• **TASK TO COMPLETE**
Print the data starting at the line containing "List each element" and ending at the line containing "svg-text:20: 20 (123, 297, 140, 314)", copying each line without change.

• **MATERIAL SHOWN**
━━━━

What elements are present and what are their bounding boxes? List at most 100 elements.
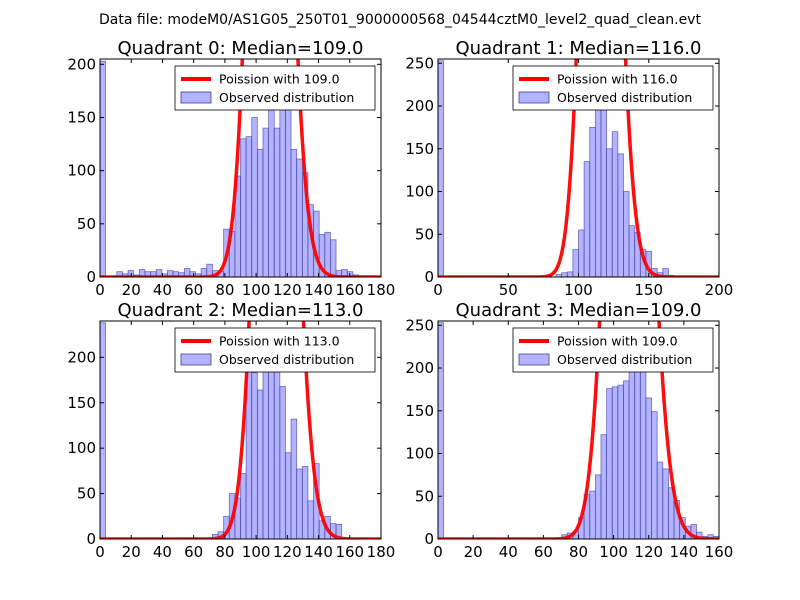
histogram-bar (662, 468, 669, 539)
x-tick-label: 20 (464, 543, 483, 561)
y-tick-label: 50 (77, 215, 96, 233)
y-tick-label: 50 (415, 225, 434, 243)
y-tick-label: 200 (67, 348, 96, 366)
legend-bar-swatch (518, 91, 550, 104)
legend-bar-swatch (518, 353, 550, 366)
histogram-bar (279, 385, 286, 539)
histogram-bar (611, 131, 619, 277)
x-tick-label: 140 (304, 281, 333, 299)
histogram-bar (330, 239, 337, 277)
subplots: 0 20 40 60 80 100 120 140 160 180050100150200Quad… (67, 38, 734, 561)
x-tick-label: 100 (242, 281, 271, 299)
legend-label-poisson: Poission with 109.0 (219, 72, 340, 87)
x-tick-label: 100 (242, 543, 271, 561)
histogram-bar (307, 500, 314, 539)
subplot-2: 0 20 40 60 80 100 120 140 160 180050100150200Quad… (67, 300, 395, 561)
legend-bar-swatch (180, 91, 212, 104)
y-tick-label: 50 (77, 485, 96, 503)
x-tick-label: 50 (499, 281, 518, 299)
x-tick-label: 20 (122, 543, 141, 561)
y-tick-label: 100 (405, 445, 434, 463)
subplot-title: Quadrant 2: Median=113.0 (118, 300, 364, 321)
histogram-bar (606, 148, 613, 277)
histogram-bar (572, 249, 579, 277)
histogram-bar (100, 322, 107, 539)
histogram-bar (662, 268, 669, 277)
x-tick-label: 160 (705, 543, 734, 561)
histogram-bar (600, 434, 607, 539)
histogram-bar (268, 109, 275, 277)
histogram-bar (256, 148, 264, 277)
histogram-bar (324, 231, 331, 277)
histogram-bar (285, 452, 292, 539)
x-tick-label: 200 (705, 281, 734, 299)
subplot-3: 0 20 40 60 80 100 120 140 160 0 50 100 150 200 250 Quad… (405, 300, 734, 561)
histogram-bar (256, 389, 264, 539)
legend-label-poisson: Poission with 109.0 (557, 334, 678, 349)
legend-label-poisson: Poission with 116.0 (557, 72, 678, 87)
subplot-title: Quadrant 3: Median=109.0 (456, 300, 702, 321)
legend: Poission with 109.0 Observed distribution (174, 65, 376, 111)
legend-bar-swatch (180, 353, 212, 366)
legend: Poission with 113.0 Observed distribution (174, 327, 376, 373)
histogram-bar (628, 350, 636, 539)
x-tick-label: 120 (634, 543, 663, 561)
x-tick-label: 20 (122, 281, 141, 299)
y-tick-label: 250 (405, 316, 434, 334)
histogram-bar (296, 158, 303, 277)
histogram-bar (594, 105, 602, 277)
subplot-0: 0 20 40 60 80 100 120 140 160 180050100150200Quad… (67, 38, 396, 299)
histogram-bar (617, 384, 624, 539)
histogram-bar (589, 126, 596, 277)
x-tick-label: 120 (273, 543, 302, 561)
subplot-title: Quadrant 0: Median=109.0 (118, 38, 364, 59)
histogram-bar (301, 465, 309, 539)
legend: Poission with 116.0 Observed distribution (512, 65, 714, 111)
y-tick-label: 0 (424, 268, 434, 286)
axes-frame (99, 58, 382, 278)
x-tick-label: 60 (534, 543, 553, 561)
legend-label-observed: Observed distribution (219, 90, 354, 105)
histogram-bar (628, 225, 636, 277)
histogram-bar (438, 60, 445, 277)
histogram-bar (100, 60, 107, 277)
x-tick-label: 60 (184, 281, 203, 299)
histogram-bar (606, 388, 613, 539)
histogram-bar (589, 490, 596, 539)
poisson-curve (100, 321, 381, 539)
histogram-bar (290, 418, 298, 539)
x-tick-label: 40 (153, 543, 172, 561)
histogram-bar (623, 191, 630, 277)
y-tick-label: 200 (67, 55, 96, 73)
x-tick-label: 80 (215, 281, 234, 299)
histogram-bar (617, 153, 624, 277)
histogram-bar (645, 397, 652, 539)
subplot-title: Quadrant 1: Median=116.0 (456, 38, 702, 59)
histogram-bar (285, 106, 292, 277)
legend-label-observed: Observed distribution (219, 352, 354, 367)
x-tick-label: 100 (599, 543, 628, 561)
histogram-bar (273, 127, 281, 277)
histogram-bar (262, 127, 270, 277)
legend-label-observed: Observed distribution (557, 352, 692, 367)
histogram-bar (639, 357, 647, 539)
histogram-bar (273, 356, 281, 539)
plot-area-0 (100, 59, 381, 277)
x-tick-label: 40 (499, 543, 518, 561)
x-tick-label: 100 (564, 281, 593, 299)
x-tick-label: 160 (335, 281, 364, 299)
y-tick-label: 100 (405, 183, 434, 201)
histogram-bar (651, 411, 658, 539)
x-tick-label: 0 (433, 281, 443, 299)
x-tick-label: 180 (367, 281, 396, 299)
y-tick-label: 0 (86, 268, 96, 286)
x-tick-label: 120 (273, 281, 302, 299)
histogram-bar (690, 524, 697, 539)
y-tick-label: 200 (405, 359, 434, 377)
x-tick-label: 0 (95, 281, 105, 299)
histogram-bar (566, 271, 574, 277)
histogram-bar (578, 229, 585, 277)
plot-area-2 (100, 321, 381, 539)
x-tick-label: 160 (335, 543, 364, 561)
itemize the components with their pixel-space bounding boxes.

━━━━

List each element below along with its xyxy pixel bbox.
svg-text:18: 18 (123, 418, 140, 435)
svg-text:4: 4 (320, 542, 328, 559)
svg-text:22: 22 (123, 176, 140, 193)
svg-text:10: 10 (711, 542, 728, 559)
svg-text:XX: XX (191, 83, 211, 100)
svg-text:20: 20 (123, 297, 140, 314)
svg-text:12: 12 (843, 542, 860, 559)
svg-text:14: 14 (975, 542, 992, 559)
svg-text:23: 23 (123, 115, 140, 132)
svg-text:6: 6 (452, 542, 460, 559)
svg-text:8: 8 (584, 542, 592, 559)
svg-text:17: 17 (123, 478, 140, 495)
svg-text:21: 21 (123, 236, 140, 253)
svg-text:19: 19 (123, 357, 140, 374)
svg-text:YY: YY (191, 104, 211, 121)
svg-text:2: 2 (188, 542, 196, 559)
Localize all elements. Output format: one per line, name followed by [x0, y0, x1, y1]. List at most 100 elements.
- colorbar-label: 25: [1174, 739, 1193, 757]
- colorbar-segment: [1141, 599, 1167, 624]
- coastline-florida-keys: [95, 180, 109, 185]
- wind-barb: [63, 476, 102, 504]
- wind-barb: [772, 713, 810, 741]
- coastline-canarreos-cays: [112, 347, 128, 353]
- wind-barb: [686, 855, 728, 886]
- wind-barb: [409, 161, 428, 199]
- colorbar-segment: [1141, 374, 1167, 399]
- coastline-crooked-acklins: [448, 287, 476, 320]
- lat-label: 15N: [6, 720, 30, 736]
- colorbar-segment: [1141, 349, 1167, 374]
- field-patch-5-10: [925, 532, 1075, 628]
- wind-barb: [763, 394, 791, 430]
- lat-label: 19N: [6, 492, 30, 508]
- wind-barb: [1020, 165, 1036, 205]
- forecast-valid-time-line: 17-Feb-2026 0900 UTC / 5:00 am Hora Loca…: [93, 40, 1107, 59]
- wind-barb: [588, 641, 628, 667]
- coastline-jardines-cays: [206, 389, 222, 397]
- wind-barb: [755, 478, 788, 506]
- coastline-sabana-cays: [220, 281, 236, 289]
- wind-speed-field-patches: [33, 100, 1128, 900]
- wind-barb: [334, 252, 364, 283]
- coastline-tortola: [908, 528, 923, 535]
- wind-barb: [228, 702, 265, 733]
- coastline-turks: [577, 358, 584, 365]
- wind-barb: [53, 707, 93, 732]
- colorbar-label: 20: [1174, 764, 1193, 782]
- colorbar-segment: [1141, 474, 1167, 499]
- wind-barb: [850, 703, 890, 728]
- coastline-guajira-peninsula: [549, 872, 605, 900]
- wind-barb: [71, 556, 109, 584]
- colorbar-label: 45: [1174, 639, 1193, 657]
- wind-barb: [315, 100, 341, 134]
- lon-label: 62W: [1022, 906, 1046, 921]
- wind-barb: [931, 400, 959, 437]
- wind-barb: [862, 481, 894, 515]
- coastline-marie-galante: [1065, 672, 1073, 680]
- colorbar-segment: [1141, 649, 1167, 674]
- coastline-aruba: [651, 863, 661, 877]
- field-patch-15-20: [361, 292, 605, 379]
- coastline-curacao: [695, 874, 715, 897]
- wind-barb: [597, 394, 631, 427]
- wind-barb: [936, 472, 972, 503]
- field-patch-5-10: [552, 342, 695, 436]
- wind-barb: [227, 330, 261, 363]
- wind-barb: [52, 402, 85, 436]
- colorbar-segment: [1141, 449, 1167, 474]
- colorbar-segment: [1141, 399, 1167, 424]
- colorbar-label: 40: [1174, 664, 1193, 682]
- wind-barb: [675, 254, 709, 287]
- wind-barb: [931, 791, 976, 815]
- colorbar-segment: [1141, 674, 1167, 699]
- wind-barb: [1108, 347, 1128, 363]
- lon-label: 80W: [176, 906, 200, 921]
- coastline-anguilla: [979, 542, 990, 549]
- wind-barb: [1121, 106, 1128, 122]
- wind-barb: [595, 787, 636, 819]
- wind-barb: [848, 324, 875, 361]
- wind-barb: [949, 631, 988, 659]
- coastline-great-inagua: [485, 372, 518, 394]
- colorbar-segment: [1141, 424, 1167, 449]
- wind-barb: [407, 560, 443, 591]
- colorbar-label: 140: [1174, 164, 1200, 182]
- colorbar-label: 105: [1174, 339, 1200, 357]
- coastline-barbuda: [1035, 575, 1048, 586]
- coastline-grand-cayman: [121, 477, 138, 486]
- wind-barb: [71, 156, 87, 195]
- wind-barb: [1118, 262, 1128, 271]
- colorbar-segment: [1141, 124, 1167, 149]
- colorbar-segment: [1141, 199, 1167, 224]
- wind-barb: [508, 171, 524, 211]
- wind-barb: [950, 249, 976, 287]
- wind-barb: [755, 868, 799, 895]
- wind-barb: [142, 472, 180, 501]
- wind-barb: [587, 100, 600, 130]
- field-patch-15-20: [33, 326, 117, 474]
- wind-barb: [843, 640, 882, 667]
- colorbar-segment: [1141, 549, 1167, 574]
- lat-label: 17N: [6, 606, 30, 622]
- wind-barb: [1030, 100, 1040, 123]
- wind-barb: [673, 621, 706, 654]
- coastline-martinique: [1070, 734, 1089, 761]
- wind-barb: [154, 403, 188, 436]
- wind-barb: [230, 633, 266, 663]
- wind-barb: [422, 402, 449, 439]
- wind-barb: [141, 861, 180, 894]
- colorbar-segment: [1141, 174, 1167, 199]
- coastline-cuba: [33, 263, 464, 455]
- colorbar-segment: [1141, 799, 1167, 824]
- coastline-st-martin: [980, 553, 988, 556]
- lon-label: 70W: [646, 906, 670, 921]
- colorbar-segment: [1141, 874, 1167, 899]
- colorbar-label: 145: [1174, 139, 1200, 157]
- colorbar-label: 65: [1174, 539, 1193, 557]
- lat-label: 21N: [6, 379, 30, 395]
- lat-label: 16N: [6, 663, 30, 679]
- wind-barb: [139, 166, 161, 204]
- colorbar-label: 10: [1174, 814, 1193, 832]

━━━━

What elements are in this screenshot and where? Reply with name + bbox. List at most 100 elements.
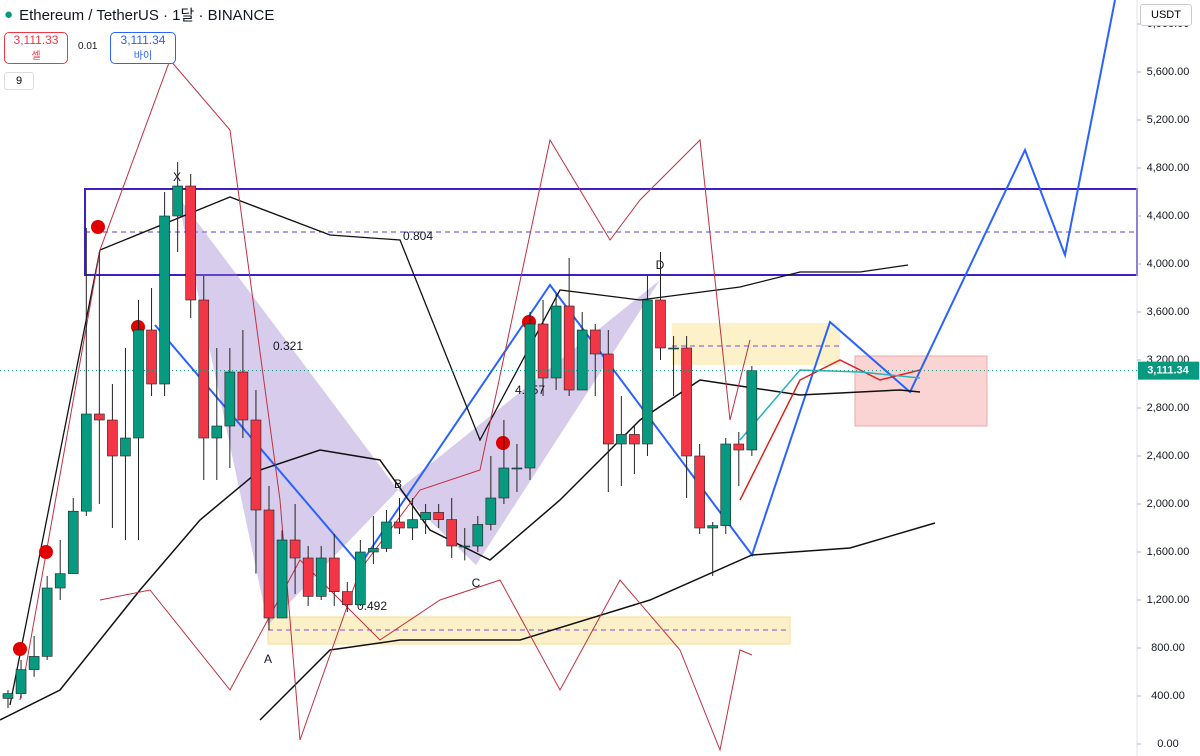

━━━━

• **EXPECTED ANSWER**
List each element below along with its xyxy pixel bbox.
svg-text:18: 18 (123, 418, 140, 435)
svg-text:4: 4 (320, 542, 328, 559)
svg-text:22: 22 (123, 176, 140, 193)
svg-text:10: 10 (711, 542, 728, 559)
svg-text:XX: XX (191, 83, 211, 100)
svg-text:20: 20 (123, 297, 140, 314)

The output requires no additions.